What to do -> Retype the data below without altering anything.

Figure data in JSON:
(begin)
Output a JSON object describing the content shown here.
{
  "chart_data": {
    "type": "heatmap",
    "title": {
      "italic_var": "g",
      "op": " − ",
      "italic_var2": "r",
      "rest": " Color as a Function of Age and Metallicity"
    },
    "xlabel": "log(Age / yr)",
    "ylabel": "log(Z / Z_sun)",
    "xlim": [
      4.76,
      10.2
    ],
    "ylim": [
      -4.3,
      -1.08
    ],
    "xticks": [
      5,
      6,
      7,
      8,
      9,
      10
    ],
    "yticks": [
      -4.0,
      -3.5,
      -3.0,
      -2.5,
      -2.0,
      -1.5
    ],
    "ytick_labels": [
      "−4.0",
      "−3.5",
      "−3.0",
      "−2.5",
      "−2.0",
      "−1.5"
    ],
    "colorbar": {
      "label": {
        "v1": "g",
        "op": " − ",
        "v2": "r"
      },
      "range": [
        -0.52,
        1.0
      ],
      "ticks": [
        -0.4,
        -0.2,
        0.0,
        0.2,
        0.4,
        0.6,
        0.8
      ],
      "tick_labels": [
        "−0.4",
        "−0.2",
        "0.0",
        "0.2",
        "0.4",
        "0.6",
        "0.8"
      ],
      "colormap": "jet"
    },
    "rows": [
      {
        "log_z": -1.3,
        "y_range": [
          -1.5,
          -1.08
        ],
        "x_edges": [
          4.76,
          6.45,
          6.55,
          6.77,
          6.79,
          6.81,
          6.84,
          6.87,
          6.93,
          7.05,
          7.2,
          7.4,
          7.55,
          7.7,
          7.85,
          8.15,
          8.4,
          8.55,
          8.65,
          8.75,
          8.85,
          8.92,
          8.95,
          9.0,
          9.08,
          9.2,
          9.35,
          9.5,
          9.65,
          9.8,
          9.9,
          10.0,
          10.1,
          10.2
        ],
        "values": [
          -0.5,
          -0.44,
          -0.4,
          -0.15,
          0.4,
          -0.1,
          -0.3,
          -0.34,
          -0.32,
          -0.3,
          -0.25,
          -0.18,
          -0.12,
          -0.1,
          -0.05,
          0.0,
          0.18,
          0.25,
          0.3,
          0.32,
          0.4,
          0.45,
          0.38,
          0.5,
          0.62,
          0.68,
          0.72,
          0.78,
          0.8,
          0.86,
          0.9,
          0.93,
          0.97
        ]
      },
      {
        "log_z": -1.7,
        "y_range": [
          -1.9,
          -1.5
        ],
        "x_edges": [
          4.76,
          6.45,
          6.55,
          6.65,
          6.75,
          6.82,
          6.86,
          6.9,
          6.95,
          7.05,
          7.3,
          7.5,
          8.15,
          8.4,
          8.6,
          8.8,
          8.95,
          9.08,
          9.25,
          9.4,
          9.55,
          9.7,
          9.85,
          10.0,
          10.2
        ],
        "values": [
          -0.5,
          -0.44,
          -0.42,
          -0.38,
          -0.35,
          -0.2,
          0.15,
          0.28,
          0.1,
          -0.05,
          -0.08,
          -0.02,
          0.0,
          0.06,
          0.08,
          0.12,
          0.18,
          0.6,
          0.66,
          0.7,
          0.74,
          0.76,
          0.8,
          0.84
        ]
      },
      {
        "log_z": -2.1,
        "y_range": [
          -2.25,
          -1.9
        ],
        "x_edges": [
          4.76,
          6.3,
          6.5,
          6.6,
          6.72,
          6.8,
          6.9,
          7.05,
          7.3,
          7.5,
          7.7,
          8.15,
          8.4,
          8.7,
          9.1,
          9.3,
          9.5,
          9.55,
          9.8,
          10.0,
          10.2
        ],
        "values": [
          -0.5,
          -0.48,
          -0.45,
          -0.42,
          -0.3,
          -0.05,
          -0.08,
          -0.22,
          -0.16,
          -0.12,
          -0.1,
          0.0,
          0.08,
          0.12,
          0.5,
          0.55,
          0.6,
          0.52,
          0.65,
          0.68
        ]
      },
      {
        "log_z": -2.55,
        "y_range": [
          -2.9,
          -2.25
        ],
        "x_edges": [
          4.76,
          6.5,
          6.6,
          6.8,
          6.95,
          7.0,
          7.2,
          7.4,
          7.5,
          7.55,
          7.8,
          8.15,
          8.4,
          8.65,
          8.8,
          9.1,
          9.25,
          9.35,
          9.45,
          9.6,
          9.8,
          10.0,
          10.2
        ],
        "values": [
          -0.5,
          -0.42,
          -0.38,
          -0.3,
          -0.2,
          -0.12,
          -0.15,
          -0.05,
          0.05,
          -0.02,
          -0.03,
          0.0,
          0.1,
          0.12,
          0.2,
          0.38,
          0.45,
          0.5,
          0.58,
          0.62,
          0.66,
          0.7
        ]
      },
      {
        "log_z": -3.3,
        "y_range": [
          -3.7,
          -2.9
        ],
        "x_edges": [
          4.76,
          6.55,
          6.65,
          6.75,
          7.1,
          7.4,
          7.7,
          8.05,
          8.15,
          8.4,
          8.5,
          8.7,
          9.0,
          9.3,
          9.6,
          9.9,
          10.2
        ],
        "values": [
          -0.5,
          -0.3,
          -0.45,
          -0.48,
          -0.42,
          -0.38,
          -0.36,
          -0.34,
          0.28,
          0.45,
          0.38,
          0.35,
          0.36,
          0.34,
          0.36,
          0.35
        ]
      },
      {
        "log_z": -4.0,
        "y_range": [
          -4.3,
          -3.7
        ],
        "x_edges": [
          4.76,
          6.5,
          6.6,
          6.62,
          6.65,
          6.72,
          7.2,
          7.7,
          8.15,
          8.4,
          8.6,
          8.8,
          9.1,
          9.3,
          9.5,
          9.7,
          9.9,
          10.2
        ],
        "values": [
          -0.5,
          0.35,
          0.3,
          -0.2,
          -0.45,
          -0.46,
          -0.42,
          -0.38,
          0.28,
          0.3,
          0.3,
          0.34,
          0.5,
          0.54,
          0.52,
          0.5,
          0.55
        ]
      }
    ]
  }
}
(end)
Answer to the task ->
Output a JSON object describing the content shown here.
{
  "chart_data": {
    "type": "heatmap",
    "title": {
      "italic_var": "g",
      "op": " − ",
      "italic_var2": "r",
      "rest": " Color as a Function of Age and Metallicity"
    },
    "xlabel": "log(Age / yr)",
    "ylabel": "log(Z / Z_sun)",
    "xlim": [
      4.76,
      10.2
    ],
    "ylim": [
      -4.3,
      -1.08
    ],
    "xticks": [
      5,
      6,
      7,
      8,
      9,
      10
    ],
    "yticks": [
      -4.0,
      -3.5,
      -3.0,
      -2.5,
      -2.0,
      -1.5
    ],
    "ytick_labels": [
      "−4.0",
      "−3.5",
      "−3.0",
      "−2.5",
      "−2.0",
      "−1.5"
    ],
    "colorbar": {
      "label": {
        "v1": "g",
        "op": " − ",
        "v2": "r"
      },
      "range": [
        -0.52,
        1.0
      ],
      "ticks": [
        -0.4,
        -0.2,
        0.0,
        0.2,
        0.4,
        0.6,
        0.8
      ],
      "tick_labels": [
        "−0.4",
        "−0.2",
        "0.0",
        "0.2",
        "0.4",
        "0.6",
        "0.8"
      ],
      "colormap": "jet"
    },
    "rows": [
      {
        "log_z": -1.3,
        "y_range": [
          -1.5,
          -1.08
        ],
        "x_edges": [
          4.76,
          6.45,
          6.55,
          6.77,
          6.79,
          6.81,
          6.84,
          6.87,
          6.93,
          7.05,
          7.2,
          7.4,
          7.55,
          7.7,
          7.85,
          8.15,
          8.4,
          8.55,
          8.65,
          8.75,
          8.85,
          8.92,
          8.95,
          9.0,
          9.08,
          9.2,
          9.35,
          9.5,
          9.65,
          9.8,
          9.9,
          10.0,
          10.1,
          10.2
        ],
        "values": [
          -0.5,
          -0.44,
          -0.4,
          -0.15,
          0.4,
          -0.1,
          -0.3,
          -0.34,
          -0.32,
          -0.3,
          -0.25,
          -0.18,
          -0.12,
          -0.1,
          -0.05,
          0.0,
          0.18,
          0.25,
          0.3,
          0.32,
          0.4,
          0.45,
          0.38,
          0.5,
          0.62,
          0.68,
          0.72,
          0.78,
          0.8,
          0.86,
          0.9,
          0.93,
          0.97
        ]
      },
      {
        "log_z": -1.7,
        "y_range": [
          -1.9,
          -1.5
        ],
        "x_edges": [
          4.76,
          6.45,
          6.55,
          6.65,
          6.75,
          6.82,
          6.86,
          6.9,
          6.95,
          7.05,
          7.3,
          7.5,
          8.15,
          8.4,
          8.6,
          8.8,
          8.95,
          9.08,
          9.25,
          9.4,
          9.55,
          9.7,
          9.85,
          10.0,
          10.2
        ],
        "values": [
          -0.5,
          -0.44,
          -0.42,
          -0.38,
          -0.35,
          -0.2,
          0.15,
          0.28,
          0.1,
          -0.05,
          -0.08,
          -0.02,
          0.0,
          0.06,
          0.08,
          0.12,
          0.18,
          0.6,
          0.66,
          0.7,
          0.74,
          0.76,
          0.8,
          0.84
        ]
      },
      {
        "log_z": -2.1,
        "y_range": [
          -2.25,
          -1.9
        ],
        "x_edges": [
          4.76,
          6.3,
          6.5,
          6.6,
          6.72,
          6.8,
          6.9,
          7.05,
          7.3,
          7.5,
          7.7,
          8.15,
          8.4,
          8.7,
          9.1,
          9.3,
          9.5,
          9.55,
          9.8,
          10.0,
          10.2
        ],
        "values": [
          -0.5,
          -0.48,
          -0.45,
          -0.42,
          -0.3,
          -0.05,
          -0.08,
          -0.22,
          -0.16,
          -0.12,
          -0.1,
          0.0,
          0.08,
          0.12,
          0.5,
          0.55,
          0.6,
          0.52,
          0.65,
          0.68
        ]
      },
      {
        "log_z": -2.55,
        "y_range": [
          -2.9,
          -2.25
        ],
        "x_edges": [
          4.76,
          6.5,
          6.6,
          6.8,
          6.95,
          7.0,
          7.2,
          7.4,
          7.5,
          7.55,
          7.8,
          8.15,
          8.4,
          8.65,
          8.8,
          9.1,
          9.25,
          9.35,
          9.45,
          9.6,
          9.8,
          10.0,
          10.2
        ],
        "values": [
          -0.5,
          -0.42,
          -0.38,
          -0.3,
          -0.2,
          -0.12,
          -0.15,
          -0.05,
          0.05,
          -0.02,
          -0.03,
          0.0,
          0.1,
          0.12,
          0.2,
          0.38,
          0.45,
          0.5,
          0.58,
          0.62,
          0.66,
          0.7
        ]
      },
      {
        "log_z": -3.3,
        "y_range": [
          -3.7,
          -2.9
        ],
        "x_edges": [
          4.76,
          6.55,
          6.65,
          6.75,
          7.1,
          7.4,
          7.7,
          8.05,
          8.15,
          8.4,
          8.5,
          8.7,
          9.0,
          9.3,
          9.6,
          9.9,
          10.2
        ],
        "values": [
          -0.5,
          -0.3,
          -0.45,
          -0.48,
          -0.42,
          -0.38,
          -0.36,
          -0.34,
          0.28,
          0.45,
          0.38,
          0.35,
          0.36,
          0.34,
          0.36,
          0.35
        ]
      },
      {
        "log_z": -4.0,
        "y_range": [
          -4.3,
          -3.7
        ],
        "x_edges": [
          4.76,
          6.5,
          6.6,
          6.62,
          6.65,
          6.72,
          7.2,
          7.7,
          8.15,
          8.4,
          8.6,
          8.8,
          9.1,
          9.3,
          9.5,
          9.7,
          9.9,
          10.2
        ],
        "values": [
          -0.5,
          0.35,
          0.3,
          -0.2,
          -0.45,
          -0.46,
          -0.42,
          -0.38,
          0.28,
          0.3,
          0.3,
          0.34,
          0.5,
          0.54,
          0.52,
          0.5,
          0.55
        ]
      }
    ]
  }
}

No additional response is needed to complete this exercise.